Objective:
Render every line of the items below as a JSON list of strings, one string per line, with blank lines left out. Leave the pictures out of the list.

==== Extracted records

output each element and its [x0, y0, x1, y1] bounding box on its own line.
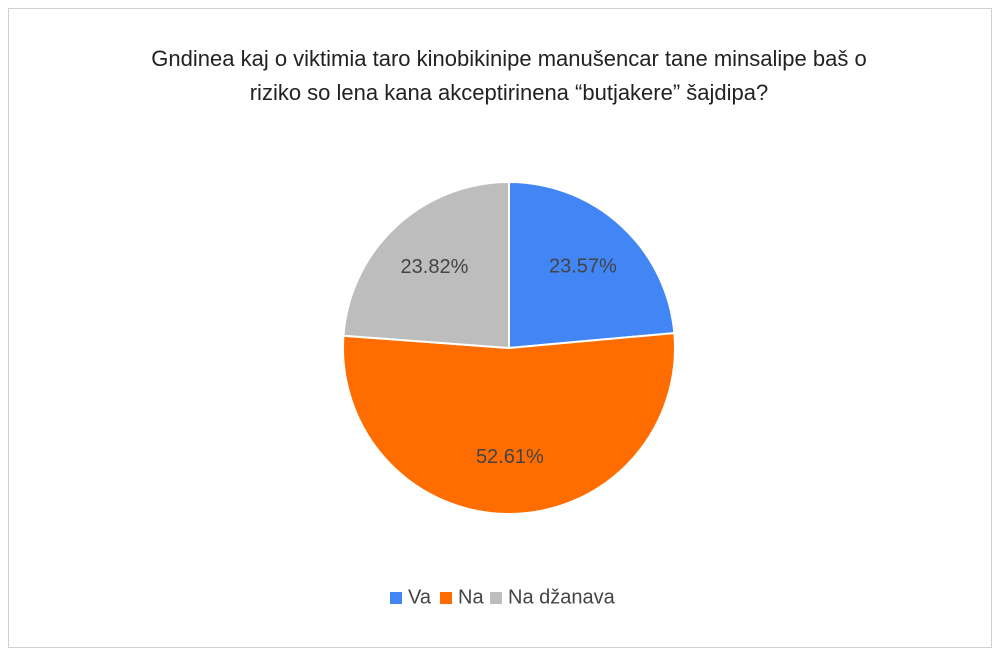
pie-slice	[342, 332, 676, 515]
chart-title: Gndinea kaj o viktimia taro kinobikinipe…	[151, 46, 867, 105]
legend-label: Va	[408, 586, 432, 608]
data-label: 23.57%	[549, 255, 617, 277]
legend-swatch	[490, 592, 502, 604]
pie-slice	[342, 180, 510, 350]
legend-label: Na	[458, 586, 484, 608]
page: Gndinea kaj o viktimia taro kinobikinipe…	[8, 8, 992, 648]
legend-swatch	[390, 592, 402, 604]
legend-label: Na džanava	[508, 586, 616, 608]
data-label: 52.61%	[476, 446, 544, 468]
data-label: 23.82%	[401, 256, 469, 278]
legend-swatch	[440, 592, 452, 604]
chart: 23.57% 52.61% 23.82% Va Na Na džanava	[342, 180, 676, 608]
pie-slice	[508, 180, 676, 350]
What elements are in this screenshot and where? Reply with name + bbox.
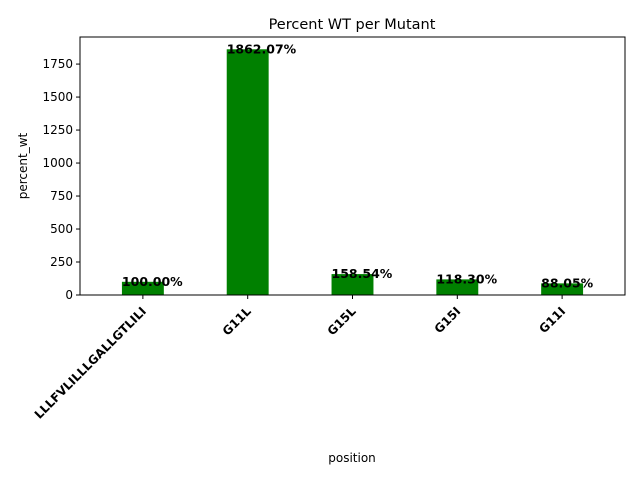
y-tick-label: 1500 bbox=[42, 90, 73, 104]
bars-group bbox=[121, 49, 584, 295]
plot-frame bbox=[79, 36, 626, 296]
x-tick-label: G15I bbox=[432, 304, 464, 336]
y-tick-label: 1000 bbox=[42, 156, 73, 170]
x-tick-label: LLLFVLILLLGALLGTLILI bbox=[32, 304, 149, 421]
data-label: 100.00% bbox=[122, 274, 183, 289]
y-tick-label: 750 bbox=[50, 189, 73, 203]
x-tick-label: G11I bbox=[536, 304, 568, 336]
data-label: 118.30% bbox=[436, 271, 497, 286]
y-tick-label: 500 bbox=[50, 222, 73, 236]
y-axis: 0 250 500 750 1000 1250 1500 1750 bbox=[42, 57, 80, 302]
data-label: 1862.07% bbox=[227, 41, 297, 56]
bar-g15l bbox=[331, 274, 374, 295]
x-tick-label: G15L bbox=[325, 304, 359, 338]
y-tick-label: 1250 bbox=[42, 123, 73, 137]
bar-g11l bbox=[226, 49, 269, 295]
y-tick-label: 250 bbox=[50, 255, 73, 269]
x-axis: LLLFVLILLLGALLGTLILI G11L G15L G15I G11I bbox=[32, 295, 568, 422]
bar-g11i bbox=[541, 283, 584, 295]
bar-lllfvlilllgallgtlili bbox=[121, 281, 164, 295]
y-tick-label: 0 bbox=[65, 288, 73, 302]
data-labels-group: 100.00% 1862.07% 158.54% 118.30% 88.05% bbox=[122, 41, 594, 290]
bar-g15i bbox=[436, 279, 479, 295]
y-axis-label: percent_wt bbox=[16, 132, 30, 199]
x-tick-label: G11L bbox=[220, 304, 254, 338]
data-label: 88.05% bbox=[541, 275, 594, 290]
data-label: 158.54% bbox=[332, 266, 393, 281]
y-tick-label: 1750 bbox=[42, 57, 73, 71]
x-axis-label: position bbox=[328, 451, 376, 465]
chart-title: Percent WT per Mutant bbox=[269, 17, 436, 33]
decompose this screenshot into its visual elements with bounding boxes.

========

Task result:
[
  "output each element and its [x0, y0, x1, y1] bounding box on its own line.",
  "pie-slice\t[342, 332, 676, 515]",
  "chart-title: Gndinea kaj o viktimia taro kinobikinipe…\t[151, 46, 867, 105]",
  "legend-label: Va\t[408, 586, 432, 608]",
  "data-label: 23.57%\t[549, 255, 617, 277]",
  "legend-swatch\t[490, 592, 502, 604]",
  "pie-slice\t[342, 180, 510, 350]",
  "legend-label: Na\t[458, 586, 484, 608]",
  "page: Gndinea kaj o viktimia taro kinobikinipe…\t[8, 8, 992, 648]",
  "legend-swatch\t[390, 592, 402, 604]",
  "legend-label: Na džanava\t[508, 586, 616, 608]",
  "data-label: 52.61%\t[476, 446, 544, 468]",
  "data-label: 23.82%\t[401, 256, 469, 278]",
  "legend-swatch\t[440, 592, 452, 604]",
  "chart: 23.57% 52.61% 23.82% Va Na Na džanava\t[342, 180, 676, 608]",
  "pie-slice\t[508, 180, 676, 350]",
  "What elements are in this screenshot and where? Reply with name + bbox.",
  "y-tick-label: 1500 bbox=[42, 90, 73, 104]",
  "bars-group bbox=[121, 49, 584, 295]",
  "plot-frame bbox=[79, 36, 626, 296]",
  "x-tick-label: G15I bbox=[432, 304, 464, 336]",
  "y-tick-label: 1000 bbox=[42, 156, 73, 170]",
  "x-tick-label: LLLFVLILLLGALLGTLILI bbox=[32, 304, 149, 421]",
  "data-label: 100.00% bbox=[122, 274, 183, 289]",
  "y-tick-label: 750 bbox=[50, 189, 73, 203]",
  "x-tick-label: G11I bbox=[536, 304, 568, 336]",
  "data-label: 118.30% bbox=[436, 271, 497, 286]",
  "y-tick-label: 500 bbox=[50, 222, 73, 236]",
  "y-axis: 0 250 500 750 1000 1250 1500 1750 bbox=[42, 57, 80, 302]",
  "data-label: 1862.07% bbox=[227, 41, 297, 56]",
  "bar-g15l bbox=[331, 274, 374, 295]",
  "x-tick-label: G15L bbox=[325, 304, 359, 338]",
  "y-tick-label: 1250 bbox=[42, 123, 73, 137]",
  "bar-g11l bbox=[226, 49, 269, 295]",
  "y-tick-label: 250 bbox=[50, 255, 73, 269]",
  "x-axis: LLLFVLILLLGALLGTLILI G11L G15L G15I G11I bbox=[32, 295, 568, 422]",
  "bar-g11i bbox=[541, 283, 584, 295]",
  "bar-lllfvlilllgallgtlili bbox=[121, 281, 164, 295]",
  "y-tick-label: 0 bbox=[65, 288, 73, 302]",
  "data-labels-group: 100.00% 1862.07% 158.54% 118.30% 88.05% bbox=[122, 41, 594, 290]",
  "bar-g15i bbox=[436, 279, 479, 295]",
  "y-axis-label: percent_wt bbox=[16, 132, 30, 199]",
  "x-tick-label: G11L bbox=[220, 304, 254, 338]",
  "data-label: 88.05% bbox=[541, 275, 594, 290]",
  "data-label: 158.54% bbox=[332, 266, 393, 281]",
  "y-tick-label: 1750 bbox=[42, 57, 73, 71]",
  "x-axis-label: position bbox=[328, 451, 376, 465]",
  "chart-title: Percent WT per Mutant bbox=[269, 17, 436, 33]",
  "decompose this screenshot into its visual elements with bounding boxes."
]